··· Extracted data

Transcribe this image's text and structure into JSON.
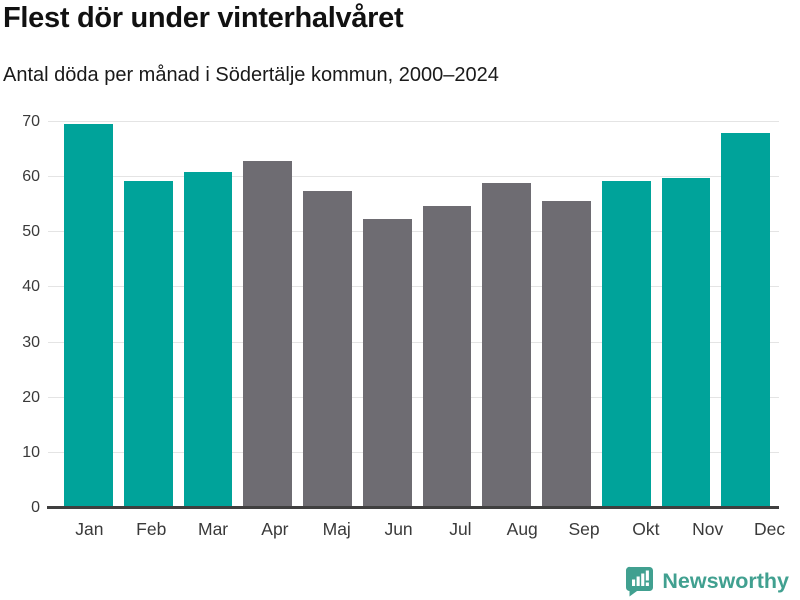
{
  "header": {
    "title": "Flest dör under vinterhalvåret",
    "subtitle": "Antal döda per månad i Södertälje kommun, 2000–2024"
  },
  "colors": {
    "winter_bar": "#00a39a",
    "summer_bar": "#6e6c72",
    "gridline": "#e4e4e4",
    "axis_line": "#3f3f3f",
    "tick_label": "#3a3a3a",
    "title_text": "#111111",
    "brand": "#41a090"
  },
  "chart_data": {
    "type": "bar",
    "title": "Flest dör under vinterhalvåret",
    "subtitle": "Antal döda per månad i Södertälje kommun, 2000–2024",
    "categories": [
      "Jan",
      "Feb",
      "Mar",
      "Apr",
      "Maj",
      "Jun",
      "Jul",
      "Aug",
      "Sep",
      "Okt",
      "Nov",
      "Dec"
    ],
    "values": [
      69.7,
      59.3,
      61.0,
      63.0,
      57.4,
      52.4,
      54.8,
      58.9,
      55.6,
      59.3,
      59.8,
      68.0
    ],
    "bar_colors": [
      "#00a39a",
      "#00a39a",
      "#00a39a",
      "#6e6c72",
      "#6e6c72",
      "#6e6c72",
      "#6e6c72",
      "#6e6c72",
      "#6e6c72",
      "#00a39a",
      "#00a39a",
      "#00a39a"
    ],
    "xlabel": "",
    "ylabel": "",
    "ylim": [
      0,
      70
    ],
    "yticks": [
      0,
      10,
      20,
      30,
      40,
      50,
      60,
      70
    ],
    "grid": true,
    "legend": false
  },
  "footer": {
    "brand_name": "Newsworthy",
    "logo_icon": "bar-chart-speech-bubble-icon"
  }
}
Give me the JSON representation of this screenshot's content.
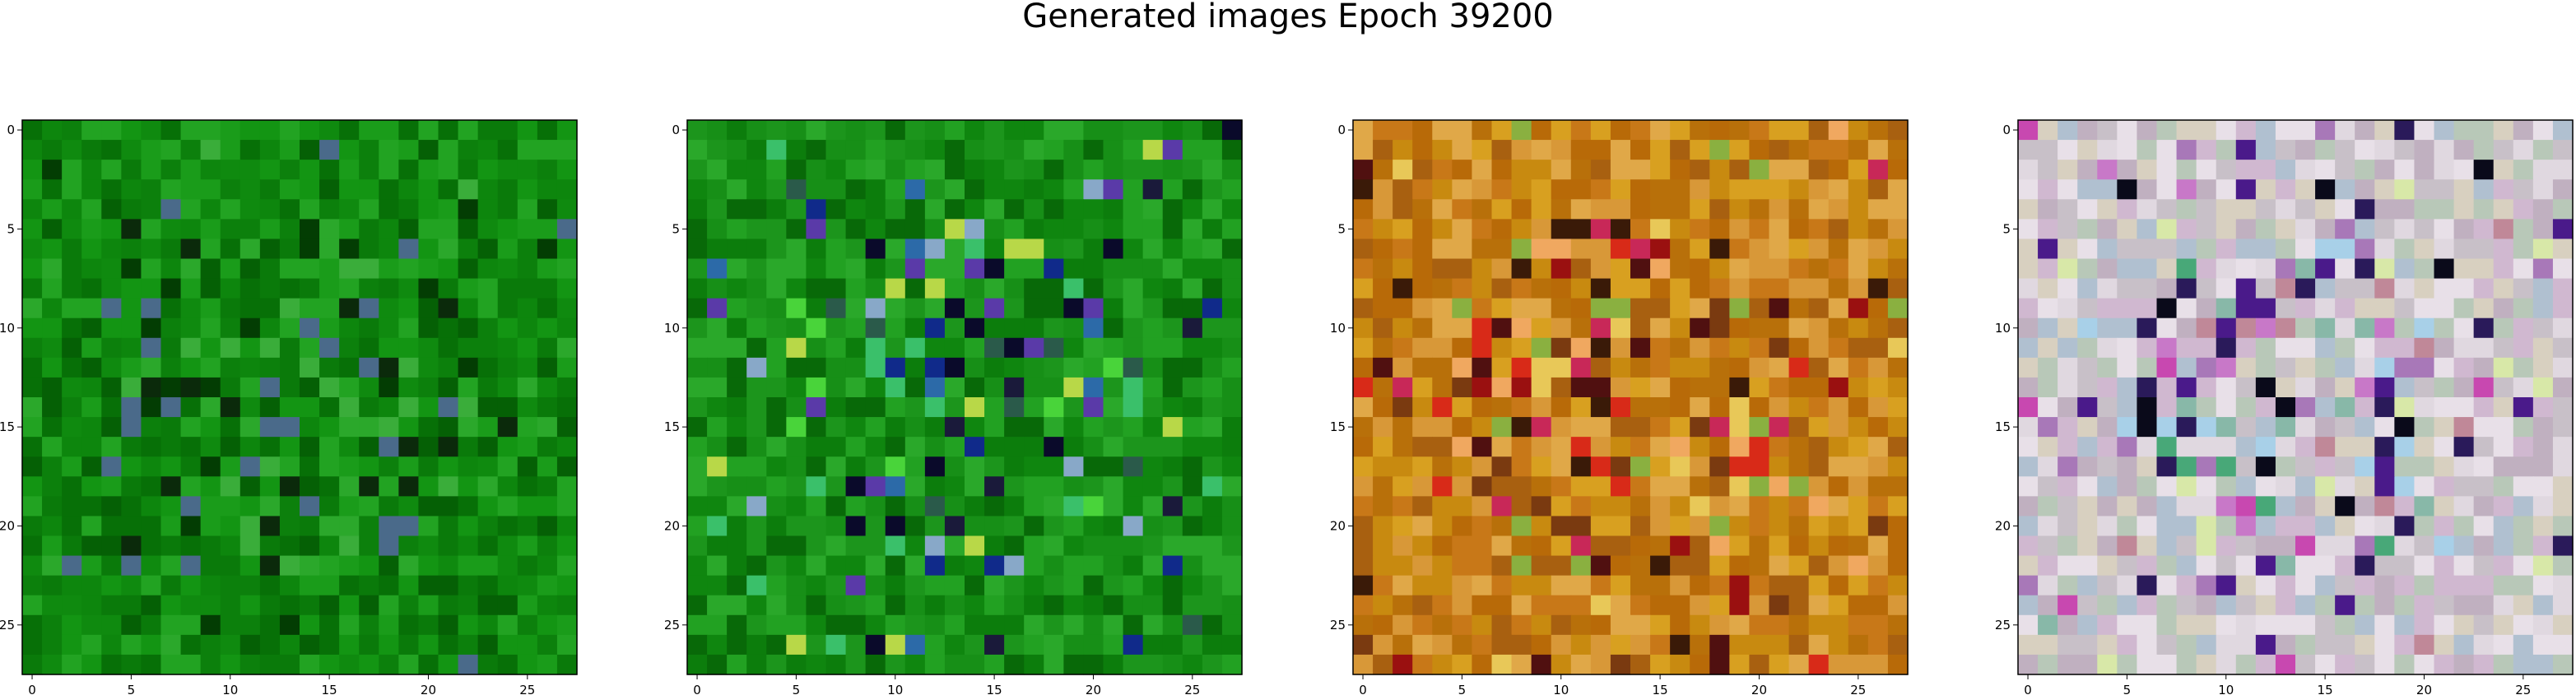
{
  "title": "Generated images Epoch 39200",
  "chart_data": [
    {
      "type": "heatmap",
      "grid_size": 28,
      "xlim": [
        -0.5,
        27.5
      ],
      "ylim": [
        27.5,
        -0.5
      ],
      "xticks": [
        0,
        5,
        10,
        15,
        20,
        25
      ],
      "yticks": [
        0,
        5,
        10,
        15,
        20,
        25
      ],
      "xtick_labels": [
        "0",
        "5",
        "10",
        "15",
        "20",
        "25"
      ],
      "ytick_labels": [
        "0",
        "5",
        "10",
        "15",
        "20",
        "25"
      ],
      "palette": [
        "#0a7a0a",
        "#0f8a0f",
        "#077007",
        "#139513",
        "#1a9c1a",
        "#056005",
        "#0c800c",
        "#22a322",
        "#0d860d"
      ],
      "accent": [
        "#2ba82b",
        "#033d03",
        "#3aad3a",
        "#4a6a8a",
        "#0b2a0b"
      ]
    },
    {
      "type": "heatmap",
      "grid_size": 28,
      "xlim": [
        -0.5,
        27.5
      ],
      "ylim": [
        27.5,
        -0.5
      ],
      "xticks": [
        0,
        5,
        10,
        15,
        20,
        25
      ],
      "yticks": [
        0,
        5,
        10,
        15,
        20,
        25
      ],
      "xtick_labels": [
        "0",
        "5",
        "10",
        "15",
        "20",
        "25"
      ],
      "ytick_labels": [
        "0",
        "5",
        "10",
        "15",
        "20",
        "25"
      ],
      "palette": [
        "#178f17",
        "#0c7d0c",
        "#22a122",
        "#0f860f",
        "#2aa82a",
        "#086908",
        "#1c951c"
      ],
      "accent": [
        "#102a8a",
        "#2c6aa8",
        "#1a1a3a",
        "#49d43a",
        "#88a8c8",
        "#5a3aa8",
        "#0a0a2a",
        "#3ac06a",
        "#b8d848",
        "#2a5a4a"
      ]
    },
    {
      "type": "heatmap",
      "grid_size": 28,
      "xlim": [
        -0.5,
        27.5
      ],
      "ylim": [
        27.5,
        -0.5
      ],
      "xticks": [
        0,
        5,
        10,
        15,
        20,
        25
      ],
      "yticks": [
        0,
        5,
        10,
        15,
        20,
        25
      ],
      "xtick_labels": [
        "0",
        "5",
        "10",
        "15",
        "20",
        "25"
      ],
      "ytick_labels": [
        "0",
        "5",
        "10",
        "15",
        "20",
        "25"
      ],
      "palette": [
        "#c88a10",
        "#b8700a",
        "#d8a020",
        "#a86010",
        "#c87818",
        "#d89838",
        "#b86a08",
        "#e0a848"
      ],
      "accent": [
        "#9a1010",
        "#d82a18",
        "#3a1a08",
        "#e8c858",
        "#7a3a10",
        "#8ab040",
        "#c82858",
        "#501010",
        "#f0a860"
      ]
    },
    {
      "type": "heatmap",
      "grid_size": 28,
      "xlim": [
        -0.5,
        27.5
      ],
      "ylim": [
        27.5,
        -0.5
      ],
      "xticks": [
        0,
        5,
        10,
        15,
        20,
        25
      ],
      "yticks": [
        0,
        5,
        10,
        15,
        20,
        25
      ],
      "xtick_labels": [
        "0",
        "5",
        "10",
        "15",
        "20",
        "25"
      ],
      "ytick_labels": [
        "0",
        "5",
        "10",
        "15",
        "20",
        "25"
      ],
      "palette": [
        "#c8c0c8",
        "#d0b8d0",
        "#b8c8b8",
        "#e0d8e0",
        "#c0b0c0",
        "#d8d0c0",
        "#b0c0d0",
        "#e8e0e8"
      ],
      "accent": [
        "#c878c8",
        "#88b8a8",
        "#2a1a5a",
        "#a878b8",
        "#48a878",
        "#d8e8a8",
        "#a8d0e8",
        "#c08898",
        "#0a0a1a",
        "#c848b0",
        "#4a1a8a"
      ]
    }
  ]
}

······

:: Exercise description ::
Write the material out again exactly as it appears, dropping the pictures.

:: Task solution ::
Transcribe this image's text and structure into JSON.
{
  "header": {
    "title": "Flest dör under vinterhalvåret",
    "subtitle": "Antal döda per månad i Södertälje kommun, 2000–2024"
  },
  "colors": {
    "winter_bar": "#00a39a",
    "summer_bar": "#6e6c72",
    "gridline": "#e4e4e4",
    "axis_line": "#3f3f3f",
    "tick_label": "#3a3a3a",
    "title_text": "#111111",
    "brand": "#41a090"
  },
  "chart_data": {
    "type": "bar",
    "title": "Flest dör under vinterhalvåret",
    "subtitle": "Antal döda per månad i Södertälje kommun, 2000–2024",
    "categories": [
      "Jan",
      "Feb",
      "Mar",
      "Apr",
      "Maj",
      "Jun",
      "Jul",
      "Aug",
      "Sep",
      "Okt",
      "Nov",
      "Dec"
    ],
    "values": [
      69.7,
      59.3,
      61.0,
      63.0,
      57.4,
      52.4,
      54.8,
      58.9,
      55.6,
      59.3,
      59.8,
      68.0
    ],
    "bar_colors": [
      "#00a39a",
      "#00a39a",
      "#00a39a",
      "#6e6c72",
      "#6e6c72",
      "#6e6c72",
      "#6e6c72",
      "#6e6c72",
      "#6e6c72",
      "#00a39a",
      "#00a39a",
      "#00a39a"
    ],
    "xlabel": "",
    "ylabel": "",
    "ylim": [
      0,
      70
    ],
    "yticks": [
      0,
      10,
      20,
      30,
      40,
      50,
      60,
      70
    ],
    "grid": true,
    "legend": false
  },
  "footer": {
    "brand_name": "Newsworthy",
    "logo_icon": "bar-chart-speech-bubble-icon"
  }
}
Give me the JSON representation of this screenshot's content.
{
  "title": "Generated images Epoch 39200",
  "chart_data": [
    {
      "type": "heatmap",
      "grid_size": 28,
      "xlim": [
        -0.5,
        27.5
      ],
      "ylim": [
        27.5,
        -0.5
      ],
      "xticks": [
        0,
        5,
        10,
        15,
        20,
        25
      ],
      "yticks": [
        0,
        5,
        10,
        15,
        20,
        25
      ],
      "xtick_labels": [
        "0",
        "5",
        "10",
        "15",
        "20",
        "25"
      ],
      "ytick_labels": [
        "0",
        "5",
        "10",
        "15",
        "20",
        "25"
      ],
      "palette": [
        "#0a7a0a",
        "#0f8a0f",
        "#077007",
        "#139513",
        "#1a9c1a",
        "#056005",
        "#0c800c",
        "#22a322",
        "#0d860d"
      ],
      "accent": [
        "#2ba82b",
        "#033d03",
        "#3aad3a",
        "#4a6a8a",
        "#0b2a0b"
      ]
    },
    {
      "type": "heatmap",
      "grid_size": 28,
      "xlim": [
        -0.5,
        27.5
      ],
      "ylim": [
        27.5,
        -0.5
      ],
      "xticks": [
        0,
        5,
        10,
        15,
        20,
        25
      ],
      "yticks": [
        0,
        5,
        10,
        15,
        20,
        25
      ],
      "xtick_labels": [
        "0",
        "5",
        "10",
        "15",
        "20",
        "25"
      ],
      "ytick_labels": [
        "0",
        "5",
        "10",
        "15",
        "20",
        "25"
      ],
      "palette": [
        "#178f17",
        "#0c7d0c",
        "#22a122",
        "#0f860f",
        "#2aa82a",
        "#086908",
        "#1c951c"
      ],
      "accent": [
        "#102a8a",
        "#2c6aa8",
        "#1a1a3a",
        "#49d43a",
        "#88a8c8",
        "#5a3aa8",
        "#0a0a2a",
        "#3ac06a",
        "#b8d848",
        "#2a5a4a"
      ]
    },
    {
      "type": "heatmap",
      "grid_size": 28,
      "xlim": [
        -0.5,
        27.5
      ],
      "ylim": [
        27.5,
        -0.5
      ],
      "xticks": [
        0,
        5,
        10,
        15,
        20,
        25
      ],
      "yticks": [
        0,
        5,
        10,
        15,
        20,
        25
      ],
      "xtick_labels": [
        "0",
        "5",
        "10",
        "15",
        "20",
        "25"
      ],
      "ytick_labels": [
        "0",
        "5",
        "10",
        "15",
        "20",
        "25"
      ],
      "palette": [
        "#c88a10",
        "#b8700a",
        "#d8a020",
        "#a86010",
        "#c87818",
        "#d89838",
        "#b86a08",
        "#e0a848"
      ],
      "accent": [
        "#9a1010",
        "#d82a18",
        "#3a1a08",
        "#e8c858",
        "#7a3a10",
        "#8ab040",
        "#c82858",
        "#501010",
        "#f0a860"
      ]
    },
    {
      "type": "heatmap",
      "grid_size": 28,
      "xlim": [
        -0.5,
        27.5
      ],
      "ylim": [
        27.5,
        -0.5
      ],
      "xticks": [
        0,
        5,
        10,
        15,
        20,
        25
      ],
      "yticks": [
        0,
        5,
        10,
        15,
        20,
        25
      ],
      "xtick_labels": [
        "0",
        "5",
        "10",
        "15",
        "20",
        "25"
      ],
      "ytick_labels": [
        "0",
        "5",
        "10",
        "15",
        "20",
        "25"
      ],
      "palette": [
        "#c8c0c8",
        "#d0b8d0",
        "#b8c8b8",
        "#e0d8e0",
        "#c0b0c0",
        "#d8d0c0",
        "#b0c0d0",
        "#e8e0e8"
      ],
      "accent": [
        "#c878c8",
        "#88b8a8",
        "#2a1a5a",
        "#a878b8",
        "#48a878",
        "#d8e8a8",
        "#a8d0e8",
        "#c08898",
        "#0a0a1a",
        "#c848b0",
        "#4a1a8a"
      ]
    }
  ]
}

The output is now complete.